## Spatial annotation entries
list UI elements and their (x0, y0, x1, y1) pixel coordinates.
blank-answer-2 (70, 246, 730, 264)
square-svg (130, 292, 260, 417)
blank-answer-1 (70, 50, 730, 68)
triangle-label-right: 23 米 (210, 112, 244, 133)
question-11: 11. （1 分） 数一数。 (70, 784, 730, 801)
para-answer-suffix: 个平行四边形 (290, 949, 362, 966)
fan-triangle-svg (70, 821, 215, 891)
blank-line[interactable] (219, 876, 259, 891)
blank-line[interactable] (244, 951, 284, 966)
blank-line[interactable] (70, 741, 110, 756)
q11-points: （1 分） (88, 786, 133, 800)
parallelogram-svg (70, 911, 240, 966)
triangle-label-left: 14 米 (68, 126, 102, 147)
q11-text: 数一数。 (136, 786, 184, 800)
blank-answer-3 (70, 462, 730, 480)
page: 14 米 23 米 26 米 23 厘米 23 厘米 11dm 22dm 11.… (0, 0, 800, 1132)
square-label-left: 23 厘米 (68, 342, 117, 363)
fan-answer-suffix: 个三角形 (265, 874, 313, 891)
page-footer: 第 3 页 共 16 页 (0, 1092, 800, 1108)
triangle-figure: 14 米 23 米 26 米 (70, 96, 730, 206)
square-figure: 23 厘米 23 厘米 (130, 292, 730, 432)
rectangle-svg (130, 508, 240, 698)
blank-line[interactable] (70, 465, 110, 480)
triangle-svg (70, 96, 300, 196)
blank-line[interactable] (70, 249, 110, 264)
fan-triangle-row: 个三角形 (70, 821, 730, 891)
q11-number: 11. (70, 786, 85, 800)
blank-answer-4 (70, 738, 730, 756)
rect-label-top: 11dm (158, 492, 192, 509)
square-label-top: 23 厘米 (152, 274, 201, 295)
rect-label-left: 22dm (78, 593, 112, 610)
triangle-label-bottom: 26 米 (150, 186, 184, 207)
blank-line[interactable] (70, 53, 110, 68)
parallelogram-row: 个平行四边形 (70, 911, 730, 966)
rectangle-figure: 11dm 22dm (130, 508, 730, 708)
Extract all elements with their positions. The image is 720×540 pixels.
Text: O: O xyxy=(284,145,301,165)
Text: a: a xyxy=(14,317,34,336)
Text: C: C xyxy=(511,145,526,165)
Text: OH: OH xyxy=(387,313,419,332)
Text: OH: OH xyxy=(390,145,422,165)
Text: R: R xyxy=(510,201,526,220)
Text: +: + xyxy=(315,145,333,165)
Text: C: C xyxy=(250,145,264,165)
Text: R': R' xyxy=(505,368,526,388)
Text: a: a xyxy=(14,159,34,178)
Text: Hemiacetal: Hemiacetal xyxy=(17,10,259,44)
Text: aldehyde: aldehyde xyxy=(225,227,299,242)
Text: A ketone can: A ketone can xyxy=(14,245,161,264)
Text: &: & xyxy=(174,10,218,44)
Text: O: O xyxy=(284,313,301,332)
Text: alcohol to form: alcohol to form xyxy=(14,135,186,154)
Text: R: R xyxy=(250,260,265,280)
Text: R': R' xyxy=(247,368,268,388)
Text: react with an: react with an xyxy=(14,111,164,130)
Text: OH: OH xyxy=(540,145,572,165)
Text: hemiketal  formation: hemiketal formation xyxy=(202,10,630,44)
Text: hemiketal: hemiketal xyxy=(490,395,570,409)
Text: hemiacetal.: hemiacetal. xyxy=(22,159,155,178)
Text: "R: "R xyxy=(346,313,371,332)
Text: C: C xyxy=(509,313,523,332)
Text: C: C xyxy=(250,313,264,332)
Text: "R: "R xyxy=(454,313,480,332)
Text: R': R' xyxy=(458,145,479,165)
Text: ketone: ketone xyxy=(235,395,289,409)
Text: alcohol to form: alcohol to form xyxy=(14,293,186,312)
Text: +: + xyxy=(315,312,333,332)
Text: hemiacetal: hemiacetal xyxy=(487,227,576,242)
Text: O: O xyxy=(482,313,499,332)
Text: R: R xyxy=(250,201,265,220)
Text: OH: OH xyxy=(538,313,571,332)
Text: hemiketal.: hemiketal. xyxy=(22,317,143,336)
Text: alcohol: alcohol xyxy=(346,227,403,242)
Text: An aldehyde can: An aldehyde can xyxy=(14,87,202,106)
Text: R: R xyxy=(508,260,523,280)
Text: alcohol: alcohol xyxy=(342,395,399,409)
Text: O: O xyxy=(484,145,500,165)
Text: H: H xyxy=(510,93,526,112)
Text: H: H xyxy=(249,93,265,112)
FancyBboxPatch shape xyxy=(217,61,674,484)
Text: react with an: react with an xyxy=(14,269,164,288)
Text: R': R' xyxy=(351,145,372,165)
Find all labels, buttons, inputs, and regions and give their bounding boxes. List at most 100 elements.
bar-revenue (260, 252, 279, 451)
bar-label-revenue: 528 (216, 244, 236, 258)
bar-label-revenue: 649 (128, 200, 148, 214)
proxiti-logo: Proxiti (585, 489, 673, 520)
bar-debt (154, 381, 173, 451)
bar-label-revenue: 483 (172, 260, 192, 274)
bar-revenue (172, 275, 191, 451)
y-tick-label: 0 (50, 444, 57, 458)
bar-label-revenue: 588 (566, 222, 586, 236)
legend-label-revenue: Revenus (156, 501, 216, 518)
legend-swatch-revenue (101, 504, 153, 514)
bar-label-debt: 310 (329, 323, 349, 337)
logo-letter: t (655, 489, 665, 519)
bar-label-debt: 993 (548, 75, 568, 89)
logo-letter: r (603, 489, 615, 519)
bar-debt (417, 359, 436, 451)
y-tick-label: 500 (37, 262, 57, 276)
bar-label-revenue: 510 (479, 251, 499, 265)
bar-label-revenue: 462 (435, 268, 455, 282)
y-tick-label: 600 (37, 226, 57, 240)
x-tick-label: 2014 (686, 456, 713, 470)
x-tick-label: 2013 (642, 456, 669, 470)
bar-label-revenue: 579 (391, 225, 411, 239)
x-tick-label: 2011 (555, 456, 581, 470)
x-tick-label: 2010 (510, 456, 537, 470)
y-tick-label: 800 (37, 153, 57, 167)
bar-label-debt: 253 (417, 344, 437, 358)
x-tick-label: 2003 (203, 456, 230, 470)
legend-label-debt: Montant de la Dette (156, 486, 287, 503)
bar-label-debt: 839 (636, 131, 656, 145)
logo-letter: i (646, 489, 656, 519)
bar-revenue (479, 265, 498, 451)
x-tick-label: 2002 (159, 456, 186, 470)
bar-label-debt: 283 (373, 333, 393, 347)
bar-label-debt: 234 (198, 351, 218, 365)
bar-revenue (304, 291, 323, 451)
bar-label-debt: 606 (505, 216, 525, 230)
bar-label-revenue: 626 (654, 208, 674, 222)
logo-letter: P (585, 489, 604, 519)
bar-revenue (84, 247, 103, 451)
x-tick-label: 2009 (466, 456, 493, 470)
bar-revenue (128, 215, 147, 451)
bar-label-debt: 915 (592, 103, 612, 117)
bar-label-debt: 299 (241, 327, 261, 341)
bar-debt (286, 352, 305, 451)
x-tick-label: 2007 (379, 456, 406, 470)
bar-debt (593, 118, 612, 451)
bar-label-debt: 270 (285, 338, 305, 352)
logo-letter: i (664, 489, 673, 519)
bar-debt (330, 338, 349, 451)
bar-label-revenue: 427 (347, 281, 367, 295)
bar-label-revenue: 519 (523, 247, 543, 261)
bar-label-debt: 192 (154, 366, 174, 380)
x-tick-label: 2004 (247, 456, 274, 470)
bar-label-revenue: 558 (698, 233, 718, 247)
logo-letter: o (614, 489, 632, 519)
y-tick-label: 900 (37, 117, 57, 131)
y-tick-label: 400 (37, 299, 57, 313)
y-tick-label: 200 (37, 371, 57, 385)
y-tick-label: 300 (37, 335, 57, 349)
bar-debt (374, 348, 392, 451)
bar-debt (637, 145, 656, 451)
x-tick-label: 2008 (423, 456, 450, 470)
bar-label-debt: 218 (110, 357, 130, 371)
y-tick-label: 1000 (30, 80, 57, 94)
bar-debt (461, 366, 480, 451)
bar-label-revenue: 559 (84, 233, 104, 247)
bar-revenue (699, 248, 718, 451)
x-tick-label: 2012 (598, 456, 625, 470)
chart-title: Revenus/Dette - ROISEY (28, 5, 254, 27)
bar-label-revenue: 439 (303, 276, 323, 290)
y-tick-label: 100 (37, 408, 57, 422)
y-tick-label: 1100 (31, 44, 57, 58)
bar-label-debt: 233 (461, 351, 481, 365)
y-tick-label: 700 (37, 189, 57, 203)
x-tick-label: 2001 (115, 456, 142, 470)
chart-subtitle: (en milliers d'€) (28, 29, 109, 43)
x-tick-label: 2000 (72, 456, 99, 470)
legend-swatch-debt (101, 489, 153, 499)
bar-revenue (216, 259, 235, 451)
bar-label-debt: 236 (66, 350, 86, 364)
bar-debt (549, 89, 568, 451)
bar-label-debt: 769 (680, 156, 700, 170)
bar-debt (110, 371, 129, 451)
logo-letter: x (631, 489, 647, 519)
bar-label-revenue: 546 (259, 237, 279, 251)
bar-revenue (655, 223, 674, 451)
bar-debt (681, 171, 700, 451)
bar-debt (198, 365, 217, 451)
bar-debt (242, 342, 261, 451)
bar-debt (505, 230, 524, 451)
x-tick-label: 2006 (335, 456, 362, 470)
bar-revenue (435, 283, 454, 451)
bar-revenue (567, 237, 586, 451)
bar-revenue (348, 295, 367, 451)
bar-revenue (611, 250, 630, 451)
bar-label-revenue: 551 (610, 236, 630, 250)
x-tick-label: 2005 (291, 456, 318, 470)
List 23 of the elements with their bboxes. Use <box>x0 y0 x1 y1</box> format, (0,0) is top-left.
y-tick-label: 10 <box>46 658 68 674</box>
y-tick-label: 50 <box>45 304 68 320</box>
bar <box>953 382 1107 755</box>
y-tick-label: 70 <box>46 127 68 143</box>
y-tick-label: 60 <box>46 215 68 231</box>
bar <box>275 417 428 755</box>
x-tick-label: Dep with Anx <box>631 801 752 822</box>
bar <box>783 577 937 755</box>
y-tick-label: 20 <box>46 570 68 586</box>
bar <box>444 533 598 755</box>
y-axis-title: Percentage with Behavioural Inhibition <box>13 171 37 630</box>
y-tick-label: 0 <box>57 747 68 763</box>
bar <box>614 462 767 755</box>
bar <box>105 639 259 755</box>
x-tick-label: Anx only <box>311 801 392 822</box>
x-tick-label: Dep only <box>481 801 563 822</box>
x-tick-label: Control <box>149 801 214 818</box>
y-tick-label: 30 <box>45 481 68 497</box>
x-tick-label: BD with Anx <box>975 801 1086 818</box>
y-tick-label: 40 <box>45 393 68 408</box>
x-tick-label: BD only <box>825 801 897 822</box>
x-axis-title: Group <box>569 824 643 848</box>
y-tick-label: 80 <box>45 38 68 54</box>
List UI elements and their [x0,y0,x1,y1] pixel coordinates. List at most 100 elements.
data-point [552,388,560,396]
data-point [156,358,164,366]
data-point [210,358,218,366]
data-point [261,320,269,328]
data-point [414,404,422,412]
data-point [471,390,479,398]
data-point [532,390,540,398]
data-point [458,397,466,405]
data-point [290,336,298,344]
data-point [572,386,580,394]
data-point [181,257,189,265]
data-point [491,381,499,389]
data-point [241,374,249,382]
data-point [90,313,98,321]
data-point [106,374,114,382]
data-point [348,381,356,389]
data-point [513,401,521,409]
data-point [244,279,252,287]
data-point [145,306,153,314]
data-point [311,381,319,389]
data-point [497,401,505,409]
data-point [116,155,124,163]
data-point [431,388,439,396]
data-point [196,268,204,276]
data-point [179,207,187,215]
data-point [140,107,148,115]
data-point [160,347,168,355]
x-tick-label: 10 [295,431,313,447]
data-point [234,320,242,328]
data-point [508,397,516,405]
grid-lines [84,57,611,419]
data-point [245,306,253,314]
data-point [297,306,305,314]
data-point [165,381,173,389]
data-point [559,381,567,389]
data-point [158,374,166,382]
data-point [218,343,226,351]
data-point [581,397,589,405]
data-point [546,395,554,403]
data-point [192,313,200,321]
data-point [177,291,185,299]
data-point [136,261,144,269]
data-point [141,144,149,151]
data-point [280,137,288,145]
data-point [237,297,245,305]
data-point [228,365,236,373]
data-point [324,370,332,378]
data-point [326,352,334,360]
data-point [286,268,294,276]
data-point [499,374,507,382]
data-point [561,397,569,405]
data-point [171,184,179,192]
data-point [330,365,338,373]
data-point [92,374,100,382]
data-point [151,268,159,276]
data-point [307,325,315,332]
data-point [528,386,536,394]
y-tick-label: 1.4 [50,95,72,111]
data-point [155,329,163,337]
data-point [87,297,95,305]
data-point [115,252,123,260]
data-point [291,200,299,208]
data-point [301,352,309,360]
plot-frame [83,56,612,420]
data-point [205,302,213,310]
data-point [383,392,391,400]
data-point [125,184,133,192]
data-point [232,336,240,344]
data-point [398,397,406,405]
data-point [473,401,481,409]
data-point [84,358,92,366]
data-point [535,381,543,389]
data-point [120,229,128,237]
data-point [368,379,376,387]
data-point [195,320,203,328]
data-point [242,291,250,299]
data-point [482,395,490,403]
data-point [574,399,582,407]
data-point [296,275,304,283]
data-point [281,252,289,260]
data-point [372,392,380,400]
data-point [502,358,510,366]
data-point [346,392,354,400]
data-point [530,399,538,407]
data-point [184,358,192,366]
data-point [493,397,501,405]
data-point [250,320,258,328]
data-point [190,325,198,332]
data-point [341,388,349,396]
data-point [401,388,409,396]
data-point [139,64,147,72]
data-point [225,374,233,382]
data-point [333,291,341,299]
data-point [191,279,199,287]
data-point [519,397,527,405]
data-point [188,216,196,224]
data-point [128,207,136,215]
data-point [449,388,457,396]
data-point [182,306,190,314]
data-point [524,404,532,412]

## WHAT IS ASKED
Arrange the records above, starting at their first line and ending at the line containing "parallelogram-row: 个平行四边形 (70, 911, 730, 966)", as a Markdown table with the columns Row and Entry line. Omit blank lines.

## FINAL ANSWER
| Row | Entry line |
|---|---|
| 1 | list UI elements and their (x0, y0, x1, y1) pixel coordinates. |
| 2 | blank-answer-2 (70, 246, 730, 264) |
| 3 | square-svg (130, 292, 260, 417) |
| 4 | blank-answer-1 (70, 50, 730, 68) |
| 5 | triangle-label-right: 23 米 (210, 112, 244, 133) |
| 6 | question-11: 11. （1 分） 数一数。 (70, 784, 730, 801) |
| 7 | para-answer-suffix: 个平行四边形 (290, 949, 362, 966) |
| 8 | fan-triangle-svg (70, 821, 215, 891) |
| 9 | blank-line[interactable] (219, 876, 259, 891) |
| 10 | blank-line[interactable] (244, 951, 284, 966) |
| 11 | blank-line[interactable] (70, 741, 110, 756) |
| 12 | q11-points: （1 分） (88, 786, 133, 800) |
| 13 | parallelogram-svg (70, 911, 240, 966) |
| 14 | triangle-label-left: 14 米 (68, 126, 102, 147) |
| 15 | q11-text: 数一数。 (136, 786, 184, 800) |
| 16 | blank-answer-3 (70, 462, 730, 480) |
| 17 | page: 14 米 23 米 26 米 23 厘米 23 厘米 11dm 22dm 11.… (0, 0, 800, 1132) |
| 18 | square-label-left: 23 厘米 (68, 342, 117, 363) |
| 19 | fan-answer-suffix: 个三角形 (265, 874, 313, 891) |
| 20 | page-footer: 第 3 页 共 16 页 (0, 1092, 800, 1108) |
| 21 | triangle-figure: 14 米 23 米 26 米 (70, 96, 730, 206) |
| 22 | square-figure: 23 厘米 23 厘米 (130, 292, 730, 432) |
| 23 | rectangle-svg (130, 508, 240, 698) |
| 24 | blank-line[interactable] (70, 465, 110, 480) |
| 25 | triangle-svg (70, 96, 300, 196) |
| 26 | blank-line[interactable] (70, 249, 110, 264) |
| 27 | fan-triangle-row: 个三角形 (70, 821, 730, 891) |
| 28 | q11-number: 11. (70, 786, 85, 800) |
| 29 | blank-answer-4 (70, 738, 730, 756) |
| 30 | rect-label-top: 11dm (158, 492, 192, 509) |
| 31 | square-label-top: 23 厘米 (152, 274, 201, 295) |
| 32 | rect-label-left: 22dm (78, 593, 112, 610) |
| 33 | triangle-label-bottom: 26 米 (150, 186, 184, 207) |
| 34 | blank-line[interactable] (70, 53, 110, 68) |
| 35 | parallelogram-row: 个平行四边形 (70, 911, 730, 966) |